## Set problem
Using the listing below, please gather every line containing the word "附墙烟囱及面积在".

Dataset items
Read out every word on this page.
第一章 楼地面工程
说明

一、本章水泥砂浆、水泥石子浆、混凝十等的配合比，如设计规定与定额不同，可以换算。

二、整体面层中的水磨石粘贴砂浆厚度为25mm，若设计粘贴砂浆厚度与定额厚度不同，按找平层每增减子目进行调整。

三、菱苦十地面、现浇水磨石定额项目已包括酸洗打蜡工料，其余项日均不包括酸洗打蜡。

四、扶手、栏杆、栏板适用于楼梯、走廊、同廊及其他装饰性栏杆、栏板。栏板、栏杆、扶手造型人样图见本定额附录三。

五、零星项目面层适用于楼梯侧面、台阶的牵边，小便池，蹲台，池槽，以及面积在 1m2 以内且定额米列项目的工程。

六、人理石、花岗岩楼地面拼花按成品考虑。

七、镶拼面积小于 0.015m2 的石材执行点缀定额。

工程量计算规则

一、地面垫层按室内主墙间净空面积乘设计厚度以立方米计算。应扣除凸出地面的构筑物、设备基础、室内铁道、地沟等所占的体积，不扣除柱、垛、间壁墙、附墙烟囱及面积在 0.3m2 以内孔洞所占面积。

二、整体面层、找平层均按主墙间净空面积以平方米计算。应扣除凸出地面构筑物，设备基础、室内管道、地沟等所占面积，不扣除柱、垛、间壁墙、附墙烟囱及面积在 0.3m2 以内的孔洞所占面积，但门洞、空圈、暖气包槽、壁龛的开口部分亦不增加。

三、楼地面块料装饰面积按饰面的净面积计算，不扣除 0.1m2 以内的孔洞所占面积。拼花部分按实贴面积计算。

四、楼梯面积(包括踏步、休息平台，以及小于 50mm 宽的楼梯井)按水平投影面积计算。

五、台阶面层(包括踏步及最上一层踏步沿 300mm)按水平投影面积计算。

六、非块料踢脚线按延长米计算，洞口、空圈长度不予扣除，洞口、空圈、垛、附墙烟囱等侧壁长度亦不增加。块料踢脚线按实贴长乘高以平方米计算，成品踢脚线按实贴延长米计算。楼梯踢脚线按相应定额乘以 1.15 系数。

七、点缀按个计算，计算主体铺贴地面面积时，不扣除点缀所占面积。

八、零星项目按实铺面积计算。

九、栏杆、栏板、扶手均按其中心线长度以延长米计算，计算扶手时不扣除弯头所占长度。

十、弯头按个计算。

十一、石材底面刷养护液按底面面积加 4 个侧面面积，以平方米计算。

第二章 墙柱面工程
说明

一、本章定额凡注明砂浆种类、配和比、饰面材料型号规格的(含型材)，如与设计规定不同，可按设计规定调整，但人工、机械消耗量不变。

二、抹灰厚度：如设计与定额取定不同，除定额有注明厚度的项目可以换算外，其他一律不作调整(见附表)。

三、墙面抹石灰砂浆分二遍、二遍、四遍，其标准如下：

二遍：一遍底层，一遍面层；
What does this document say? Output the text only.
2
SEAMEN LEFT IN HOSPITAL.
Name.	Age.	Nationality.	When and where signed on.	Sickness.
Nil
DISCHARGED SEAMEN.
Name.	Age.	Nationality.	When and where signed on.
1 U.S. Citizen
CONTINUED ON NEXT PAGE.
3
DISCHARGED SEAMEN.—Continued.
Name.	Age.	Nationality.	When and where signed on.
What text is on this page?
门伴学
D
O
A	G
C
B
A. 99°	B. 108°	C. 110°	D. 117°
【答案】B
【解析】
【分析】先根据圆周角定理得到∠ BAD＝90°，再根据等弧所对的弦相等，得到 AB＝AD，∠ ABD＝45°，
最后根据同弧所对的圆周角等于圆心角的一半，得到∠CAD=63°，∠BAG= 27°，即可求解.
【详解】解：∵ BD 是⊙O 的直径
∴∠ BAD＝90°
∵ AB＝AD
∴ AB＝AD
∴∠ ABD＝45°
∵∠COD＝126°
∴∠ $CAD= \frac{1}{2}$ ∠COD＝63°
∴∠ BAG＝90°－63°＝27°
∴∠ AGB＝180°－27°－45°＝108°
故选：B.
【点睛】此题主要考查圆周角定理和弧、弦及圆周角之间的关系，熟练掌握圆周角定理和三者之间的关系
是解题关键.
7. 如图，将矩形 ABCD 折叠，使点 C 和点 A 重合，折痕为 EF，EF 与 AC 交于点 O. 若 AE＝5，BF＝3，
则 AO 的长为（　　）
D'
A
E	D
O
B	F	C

## Final answer
一、地面垫层按室内主墙间净空面积乘设计厚度以立方米计算。应扣除凸出地面的构筑物、设备基础、室内铁道、地沟等所占的体积，不扣除柱、垛、间壁墙、附墙烟囱及面积在 0.3m2 以内孔洞所占面积。
二、整体面层、找平层均按主墙间净空面积以平方米计算。应扣除凸出地面构筑物，设备基础、室内管道、地沟等所占面积，不扣除柱、垛、间壁墙、附墙烟囱及面积在 0.3m2 以内的孔洞所占面积，但门洞、空圈、暖气包槽、壁龛的开口部分亦不增加。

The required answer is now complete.